** start DATA SUPPLIED **
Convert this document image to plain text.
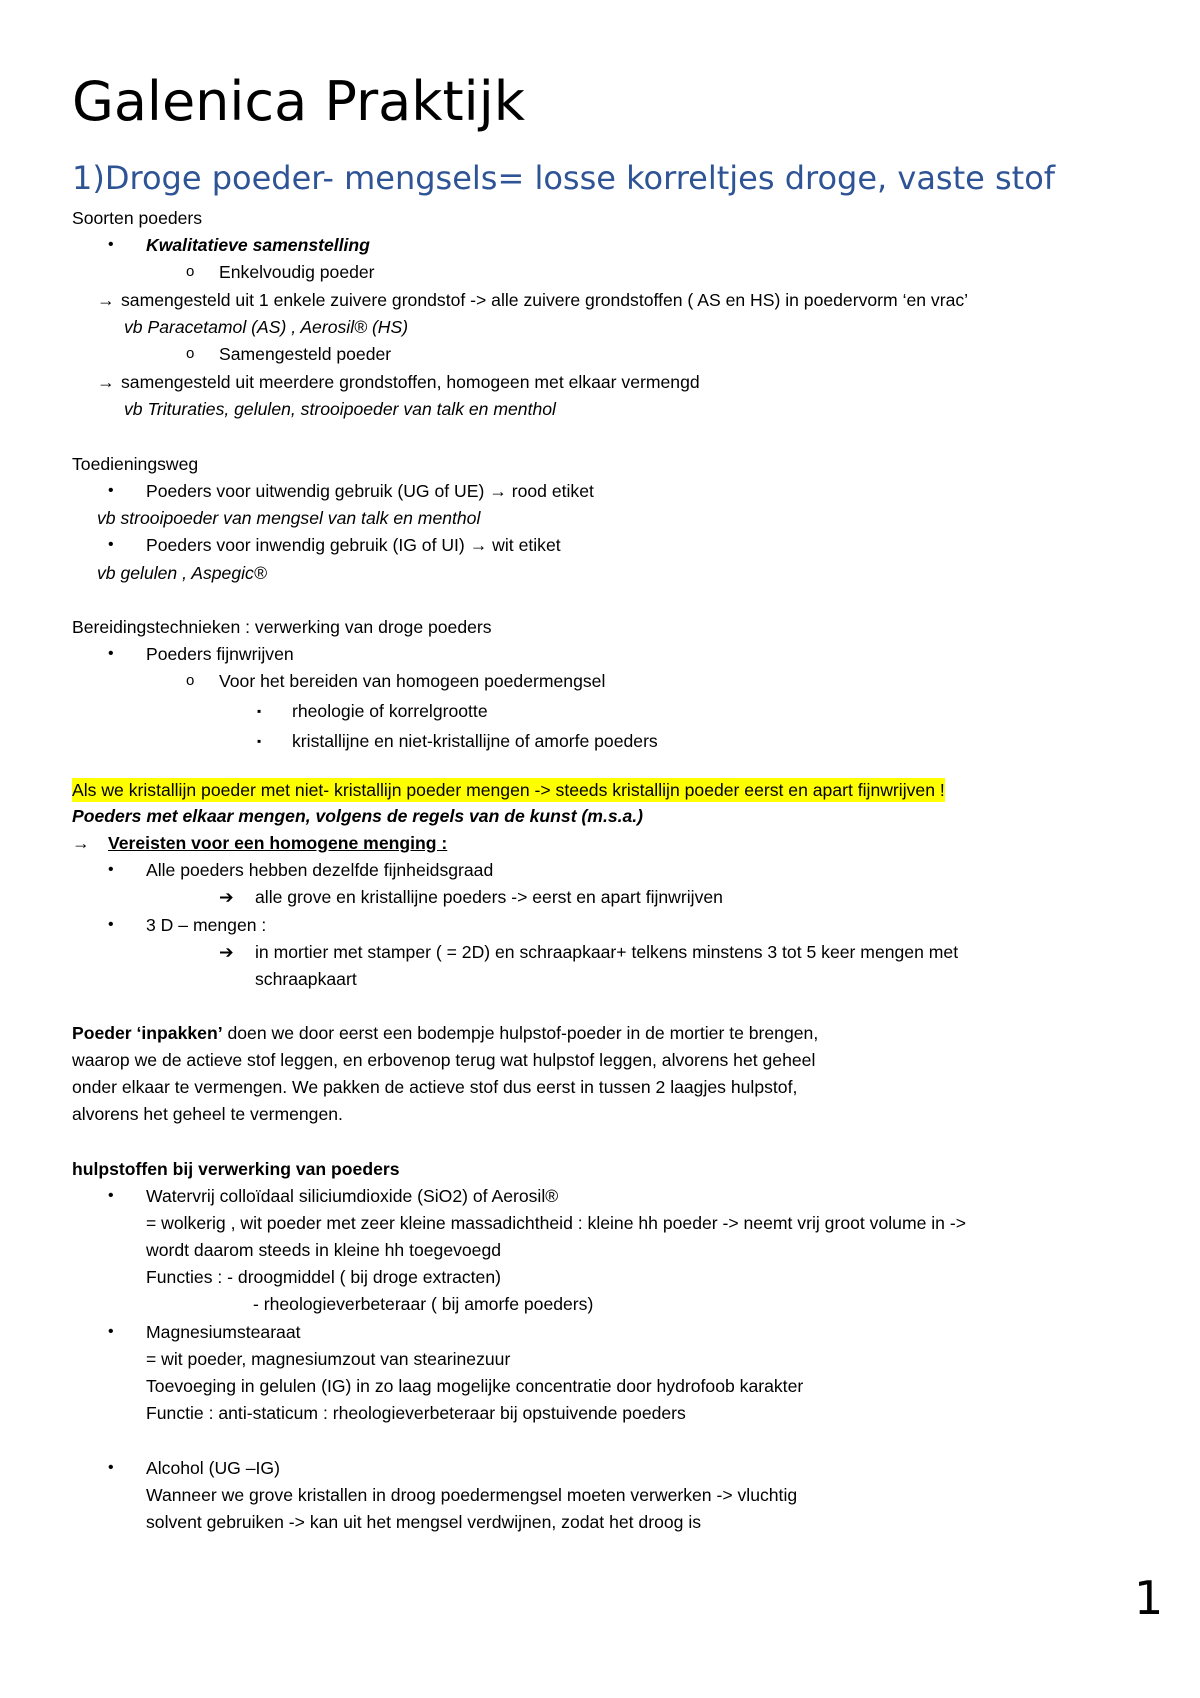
Galenica Praktijk
1)Droge poeder- mengsels= losse korreltjes droge, vaste stof
Soorten poeders
• Kwalitatieve samenstelling
o Enkelvoudig poeder
→ samengesteld uit 1 enkele zuivere grondstof -> alle zuivere grondstoffen ( AS en HS) in poedervorm ‘en vrac’
vb Paracetamol (AS) , Aerosil® (HS)
o Samengesteld poeder
→ samengesteld uit meerdere grondstoffen, homogeen met elkaar vermengd
vb Trituraties, gelulen, strooipoeder van talk en menthol
Toedieningsweg
• Poeders voor uitwendig gebruik (UG of UE) → rood etiket
vb strooipoeder van mengsel van talk en menthol
• Poeders voor inwendig gebruik (IG of UI) → wit etiket
vb gelulen , Aspegic®
Bereidingstechnieken : verwerking van droge poeders
• Poeders fijnwrijven
o Voor het bereiden van homogeen poedermengsel
▪ rheologie of korrelgrootte
▪ kristallijne en niet-kristallijne of amorfe poeders
Als we kristallijn poeder met niet- kristallijn poeder mengen -> steeds kristallijn poeder eerst en apart fijnwrijven !
Poeders met elkaar mengen, volgens de regels van de kunst (m.s.a.)
→ Vereisten voor een homogene menging :
• Alle poeders hebben dezelfde fijnheidsgraad
➔ alle grove en kristallijne poeders -> eerst en apart fijnwrijven
• 3 D – mengen :
➔ in mortier met stamper ( = 2D) en schraapkaar+ telkens minstens 3 tot 5 keer mengen met
schraapkaart
Poeder ‘inpakken’ doen we door eerst een bodempje hulpstof-poeder in de mortier te brengen,
waarop we de actieve stof leggen, en erbovenop terug wat hulpstof leggen, alvorens het geheel
onder elkaar te vermengen. We pakken de actieve stof dus eerst in tussen 2 laagjes hulpstof,
alvorens het geheel te vermengen.
hulpstoffen bij verwerking van poeders
• Watervrij colloïdaal siliciumdioxide (SiO2) of Aerosil®
= wolkerig , wit poeder met zeer kleine massadichtheid : kleine hh poeder -> neemt vrij groot volume in ->
wordt daarom steeds in kleine hh toegevoegd
Functies : - droogmiddel ( bij droge extracten)
- rheologieverbeteraar ( bij amorfe poeders)
• Magnesiumstearaat
= wit poeder, magnesiumzout van stearinezuur
Toevoeging in gelulen (IG) in zo laag mogelijke concentratie door hydrofoob karakter
Functie : anti-staticum : rheologieverbeteraar bij opstuivende poeders
• Alcohol (UG –IG)
Wanneer we grove kristallen in droog poedermengsel moeten verwerken -> vluchtig
solvent gebruiken -> kan uit het mengsel verdwijnen, zodat het droog is
1
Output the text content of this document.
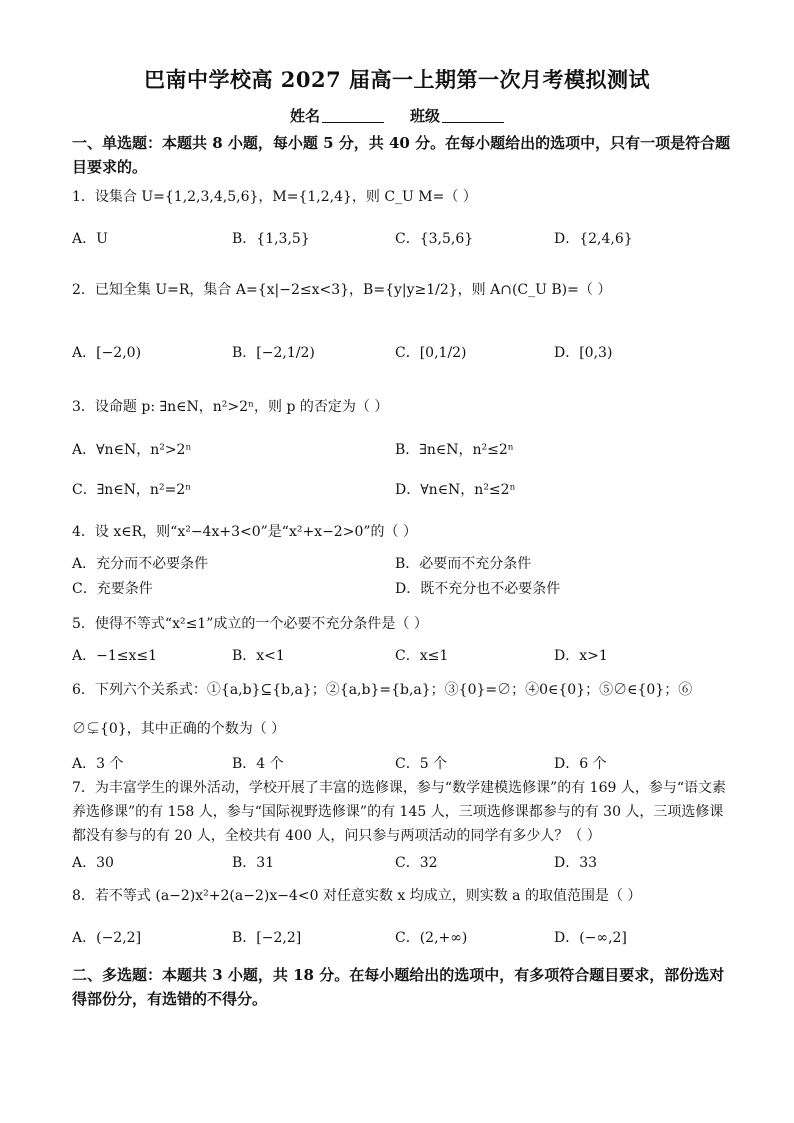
巴南中学校高 2027 届高一上期第一次月考模拟测试
姓名	班级
一、单选题：本题共 8 小题，每小题 5 分，共 40 分。在每小题给出的选项中，只有一项是符合题目要求的。
1．设集合 U={1,2,3,4,5,6}，M={1,2,4}，则 C_U M=（ ）
A．U	B．{1,3,5}	C．{3,5,6}	D．{2,4,6}
2．已知全集 U=R，集合 A={x|−2≤x<3}，B={y|y≥1/2}，则 A∩(C_U B)=（ ）
A．[−2,0)	B．[−2,1/2)	C．[0,1/2)	D．[0,3)
3．设命题 p: ∃n∈N，n²>2ⁿ，则 p 的否定为（ ）
A．∀n∈N，n²>2ⁿ	B．∃n∈N，n²≤2ⁿ
C．∃n∈N，n²=2ⁿ	D．∀n∈N，n²≤2ⁿ
4．设 x∈R，则“x²−4x+3<0”是“x²+x−2>0”的（ ）
A．充分而不必要条件	B．必要而不充分条件
C．充要条件	D．既不充分也不必要条件
5．使得不等式“x²≤1”成立的一个必要不充分条件是（ ）
A．−1≤x≤1	B．x<1	C．x≤1	D．x>1
6．下列六个关系式：①{a,b}⊆{b,a}；②{a,b}={b,a}；③{0}=∅；④0∈{0}；⑤∅∈{0}；⑥
∅⊊{0}，其中正确的个数为（ ）
A．3 个	B．4 个	C．5 个	D．6 个
7．为丰富学生的课外活动，学校开展了丰富的选修课，参与“数学建模选修课”的有 169 人，参与“语文素养选修课”的有 158 人，参与“国际视野选修课”的有 145 人，三项选修课都参与的有 30 人，三项选修课都没有参与的有 20 人，全校共有 400 人，问只参与两项活动的同学有多少人？（ ）
A．30	B．31	C．32	D．33
8．若不等式 (a−2)x²+2(a−2)x−4<0 对任意实数 x 均成立，则实数 a 的取值范围是（ ）
A．(−2,2]	B．[−2,2]	C．(2,+∞)	D．(−∞,2]
二、多选题：本题共 3 小题，共 18 分。在每小题给出的选项中，有多项符合题目要求，部份选对得部份分，有选错的不得分。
** end DATA SUPPLIED **
PROBLEM TO WORK ON: Repeat all the records above exactly, leaving out any pictures.

PROBLEM SOLUTION:
Convert this document image to plain text.
Galenica Praktijk
1)Droge poeder- mengsels= losse korreltjes droge, vaste stof
Soorten poeders
• Kwalitatieve samenstelling
o Enkelvoudig poeder
→ samengesteld uit 1 enkele zuivere grondstof -> alle zuivere grondstoffen ( AS en HS) in poedervorm ‘en vrac’
vb Paracetamol (AS) , Aerosil® (HS)
o Samengesteld poeder
→ samengesteld uit meerdere grondstoffen, homogeen met elkaar vermengd
vb Trituraties, gelulen, strooipoeder van talk en menthol
Toedieningsweg
• Poeders voor uitwendig gebruik (UG of UE) → rood etiket
vb strooipoeder van mengsel van talk en menthol
• Poeders voor inwendig gebruik (IG of UI) → wit etiket
vb gelulen , Aspegic®
Bereidingstechnieken : verwerking van droge poeders
• Poeders fijnwrijven
o Voor het bereiden van homogeen poedermengsel
▪ rheologie of korrelgrootte
▪ kristallijne en niet-kristallijne of amorfe poeders
Als we kristallijn poeder met niet- kristallijn poeder mengen -> steeds kristallijn poeder eerst en apart fijnwrijven !
Poeders met elkaar mengen, volgens de regels van de kunst (m.s.a.)
→ Vereisten voor een homogene menging :
• Alle poeders hebben dezelfde fijnheidsgraad
➔ alle grove en kristallijne poeders -> eerst en apart fijnwrijven
• 3 D – mengen :
➔ in mortier met stamper ( = 2D) en schraapkaar+ telkens minstens 3 tot 5 keer mengen met
schraapkaart
Poeder ‘inpakken’ doen we door eerst een bodempje hulpstof-poeder in de mortier te brengen,
waarop we de actieve stof leggen, en erbovenop terug wat hulpstof leggen, alvorens het geheel
onder elkaar te vermengen. We pakken de actieve stof dus eerst in tussen 2 laagjes hulpstof,
alvorens het geheel te vermengen.
hulpstoffen bij verwerking van poeders
• Watervrij colloïdaal siliciumdioxide (SiO2) of Aerosil®
= wolkerig , wit poeder met zeer kleine massadichtheid : kleine hh poeder -> neemt vrij groot volume in ->
wordt daarom steeds in kleine hh toegevoegd
Functies : - droogmiddel ( bij droge extracten)
- rheologieverbeteraar ( bij amorfe poeders)
• Magnesiumstearaat
= wit poeder, magnesiumzout van stearinezuur
Toevoeging in gelulen (IG) in zo laag mogelijke concentratie door hydrofoob karakter
Functie : anti-staticum : rheologieverbeteraar bij opstuivende poeders
• Alcohol (UG –IG)
Wanneer we grove kristallen in droog poedermengsel moeten verwerken -> vluchtig
solvent gebruiken -> kan uit het mengsel verdwijnen, zodat het droog is
1
Output the text content of this document.
巴南中学校高 2027 届高一上期第一次月考模拟测试
姓名	班级
一、单选题：本题共 8 小题，每小题 5 分，共 40 分。在每小题给出的选项中，只有一项是符合题目要求的。
1．设集合 U={1,2,3,4,5,6}，M={1,2,4}，则 C_U M=（ ）
A．U	B．{1,3,5}	C．{3,5,6}	D．{2,4,6}
2．已知全集 U=R，集合 A={x|−2≤x<3}，B={y|y≥1/2}，则 A∩(C_U B)=（ ）
A．[−2,0)	B．[−2,1/2)	C．[0,1/2)	D．[0,3)
3．设命题 p: ∃n∈N，n²>2ⁿ，则 p 的否定为（ ）
A．∀n∈N，n²>2ⁿ	B．∃n∈N，n²≤2ⁿ
C．∃n∈N，n²=2ⁿ	D．∀n∈N，n²≤2ⁿ
4．设 x∈R，则“x²−4x+3<0”是“x²+x−2>0”的（ ）
A．充分而不必要条件	B．必要而不充分条件
C．充要条件	D．既不充分也不必要条件
5．使得不等式“x²≤1”成立的一个必要不充分条件是（ ）
A．−1≤x≤1	B．x<1	C．x≤1	D．x>1
6．下列六个关系式：①{a,b}⊆{b,a}；②{a,b}={b,a}；③{0}=∅；④0∈{0}；⑤∅∈{0}；⑥
∅⊊{0}，其中正确的个数为（ ）
A．3 个	B．4 个	C．5 个	D．6 个
7．为丰富学生的课外活动，学校开展了丰富的选修课，参与“数学建模选修课”的有 169 人，参与“语文素养选修课”的有 158 人，参与“国际视野选修课”的有 145 人，三项选修课都参与的有 30 人，三项选修课都没有参与的有 20 人，全校共有 400 人，问只参与两项活动的同学有多少人？（ ）
A．30	B．31	C．32	D．33
8．若不等式 (a−2)x²+2(a−2)x−4<0 对任意实数 x 均成立，则实数 a 的取值范围是（ ）
A．(−2,2]	B．[−2,2]	C．(2,+∞)	D．(−∞,2]
二、多选题：本题共 3 小题，共 18 分。在每小题给出的选项中，有多项符合题目要求，部份选对得部份分，有选错的不得分。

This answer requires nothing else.